* START PASSAGE SHOWN *
Difference-in-differences

Video walk-through

If you want to follow along with this example, you can download the data below:

There’s a set of videos that walks through each section below. To make it easier for you to jump around the video examples, I cut the long video into smaller pieces and included them all in one YouTube playlist.

You can also watch the playlist (and skip around to different sections) here:

Program background

In 1980, Kentucky raised its cap on weekly earnings that were covered by worker’s compensation. We want to know if this new policy caused workers to spend more time unemployed. If benefits are not generous enough, then workers could sue companies for on-the-job injuries, while overly generous benefits could cause moral hazard issues and induce workers to be more reckless on the job, or to claim that off-the-job injuries were incurred while at work.

The main outcome variable we care about is log_duration (in the original data as ldurat, but we rename it to be more human readable), or the logged duration (in weeks) of worker’s compensation benefits. We log it because the variable is fairly skewed—most people are unemployed for a few weeks, with some unemployed for a long time. The policy was designed so that the cap increase did not affect low-earnings workers, but did affect high-earnings workers, so we use low-earnings workers as our control group and high-earnings workers as our treatment group.

The data is included in the wooldridge R package as the injury dataset, and if you install the package, load it with library(wooldridge), and run ?injury in the console, you can see complete details about what’s in it. To give you more practice with loading data from external files, I exported the injury data as a CSV file (using write_csv(injury, "injury.csv")) and included it here.
* END PASSAGE SHOWN *
* START DATA SUPPLIED *
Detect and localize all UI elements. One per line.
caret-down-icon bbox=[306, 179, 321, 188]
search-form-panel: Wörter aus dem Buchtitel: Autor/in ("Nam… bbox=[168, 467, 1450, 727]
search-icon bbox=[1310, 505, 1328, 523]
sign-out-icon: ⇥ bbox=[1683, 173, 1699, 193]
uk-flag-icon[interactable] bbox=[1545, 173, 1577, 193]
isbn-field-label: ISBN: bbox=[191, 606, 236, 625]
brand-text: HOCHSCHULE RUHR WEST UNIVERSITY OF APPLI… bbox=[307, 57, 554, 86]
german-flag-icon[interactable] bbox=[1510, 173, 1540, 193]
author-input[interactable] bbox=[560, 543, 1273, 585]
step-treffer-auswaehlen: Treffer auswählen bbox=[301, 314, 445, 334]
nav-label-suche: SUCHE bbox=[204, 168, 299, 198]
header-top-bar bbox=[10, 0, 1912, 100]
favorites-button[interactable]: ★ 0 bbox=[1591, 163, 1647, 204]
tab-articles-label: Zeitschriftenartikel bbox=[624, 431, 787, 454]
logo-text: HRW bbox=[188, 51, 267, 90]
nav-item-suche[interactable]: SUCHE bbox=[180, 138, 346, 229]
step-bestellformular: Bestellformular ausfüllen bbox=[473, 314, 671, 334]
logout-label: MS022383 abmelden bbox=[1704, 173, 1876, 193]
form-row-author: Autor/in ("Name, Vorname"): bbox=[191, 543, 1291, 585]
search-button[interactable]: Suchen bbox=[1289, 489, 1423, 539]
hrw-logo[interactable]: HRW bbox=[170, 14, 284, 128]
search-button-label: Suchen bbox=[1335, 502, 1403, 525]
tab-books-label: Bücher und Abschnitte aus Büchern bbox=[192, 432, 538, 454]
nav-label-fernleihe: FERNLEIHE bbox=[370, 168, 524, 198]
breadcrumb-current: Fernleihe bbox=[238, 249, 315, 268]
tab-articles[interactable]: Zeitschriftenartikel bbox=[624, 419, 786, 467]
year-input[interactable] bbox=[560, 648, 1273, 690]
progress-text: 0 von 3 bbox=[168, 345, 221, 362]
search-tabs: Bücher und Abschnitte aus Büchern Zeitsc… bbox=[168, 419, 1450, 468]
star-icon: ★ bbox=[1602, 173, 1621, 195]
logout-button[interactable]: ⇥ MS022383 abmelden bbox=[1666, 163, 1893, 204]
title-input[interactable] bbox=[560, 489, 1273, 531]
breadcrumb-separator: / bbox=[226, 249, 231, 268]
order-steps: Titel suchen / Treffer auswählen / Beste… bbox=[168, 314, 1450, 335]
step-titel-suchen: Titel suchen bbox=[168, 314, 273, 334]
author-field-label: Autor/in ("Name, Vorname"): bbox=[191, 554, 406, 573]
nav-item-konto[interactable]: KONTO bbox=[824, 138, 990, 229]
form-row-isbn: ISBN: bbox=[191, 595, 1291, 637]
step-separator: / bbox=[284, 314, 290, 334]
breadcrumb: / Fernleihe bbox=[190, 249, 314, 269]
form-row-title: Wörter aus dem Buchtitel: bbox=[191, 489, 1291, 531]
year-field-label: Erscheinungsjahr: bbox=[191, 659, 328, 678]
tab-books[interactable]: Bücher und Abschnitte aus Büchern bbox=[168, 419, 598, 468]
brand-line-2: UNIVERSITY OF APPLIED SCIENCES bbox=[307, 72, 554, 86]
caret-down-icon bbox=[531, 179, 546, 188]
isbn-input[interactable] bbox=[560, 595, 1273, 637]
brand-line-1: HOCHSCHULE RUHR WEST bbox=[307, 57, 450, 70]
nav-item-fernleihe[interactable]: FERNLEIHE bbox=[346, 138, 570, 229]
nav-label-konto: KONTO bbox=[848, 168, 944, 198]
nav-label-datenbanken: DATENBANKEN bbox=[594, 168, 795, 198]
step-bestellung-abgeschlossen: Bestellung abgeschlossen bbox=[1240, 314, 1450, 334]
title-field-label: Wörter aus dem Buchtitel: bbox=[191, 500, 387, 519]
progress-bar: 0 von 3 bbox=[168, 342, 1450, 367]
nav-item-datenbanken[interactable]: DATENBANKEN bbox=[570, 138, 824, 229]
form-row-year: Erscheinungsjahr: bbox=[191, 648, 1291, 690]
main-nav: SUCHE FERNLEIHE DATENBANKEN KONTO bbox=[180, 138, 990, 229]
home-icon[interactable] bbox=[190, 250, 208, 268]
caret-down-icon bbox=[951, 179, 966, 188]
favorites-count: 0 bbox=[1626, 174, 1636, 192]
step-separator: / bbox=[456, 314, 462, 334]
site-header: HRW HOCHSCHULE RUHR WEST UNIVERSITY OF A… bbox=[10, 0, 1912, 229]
* END DATA SUPPLIED *
▸ **TASK 1**:
In the difference-in-differences page, translate the sentence "We want to know if this new policy caused workers to spend more time unemployed." into Spanish.
▸ **TASK 2**:
According to the difference-in-differences page, which group of workers serves as the control group?
▸ **TASK 3**:
Continue the difference-in-differences page, starting after its final sentence.
The records are not needed for any of this.

▸ **TASK ANSWER 1**:
Queremos saber si esta nueva política hizo que los trabajadores pasaran más tiempo desempleados.

▸ **TASK ANSWER 2**:
Low-earnings workers serve as the control group.

▸ **TASK ANSWER 3**:
These are the main columns we’ll worry about for now:

  • durat (which we’ll rename to duration): Duration of unemployment benefits, measured in weeks
  • ldurat (which we’ll rename to log_duration): Logged version of durat (log(durat))
  • after_1980 (which we’ll rename to after_1980): Indicator variable marking if the observation happened before (0) or after (1) the policy change in 1980. This is our time (or before/after variable)
  • highearn: Indicator variable marking if the observation is a low (0) or high (1) earner. This is our group (or treatment/control) variable

Load and clean data

First, let’s download the dataset (if you haven’t already), put in a folder named data, and load it:

library(tidyverse)  # ggplot(), %>%, mutate(), and friends
library(broom)  # Convert models to data frames
library(scales)  # Format numbers with functions like comma(), percent(), and dollar()
library(modelsummary)  # Create side-by-side regression tables
# Load the data.
# It'd be a good idea to click on the "injury_raw" object in the Environment
# panel in RStudio to see what the data looks like after you load it
injury_raw <- read_csv("data/injury.csv")

Next we’ll clean up the injury_raw data a little to limit the data to just observations from Kentucky. we’ll also rename some awkwardly-named columns:

injury <- injury_raw %>%
  filter(ky == 1) %>%
  # The syntax for rename is `new_name = original_name`
  rename(duration = durat, log_duration = ldurat,
         after_1980 = afchnge)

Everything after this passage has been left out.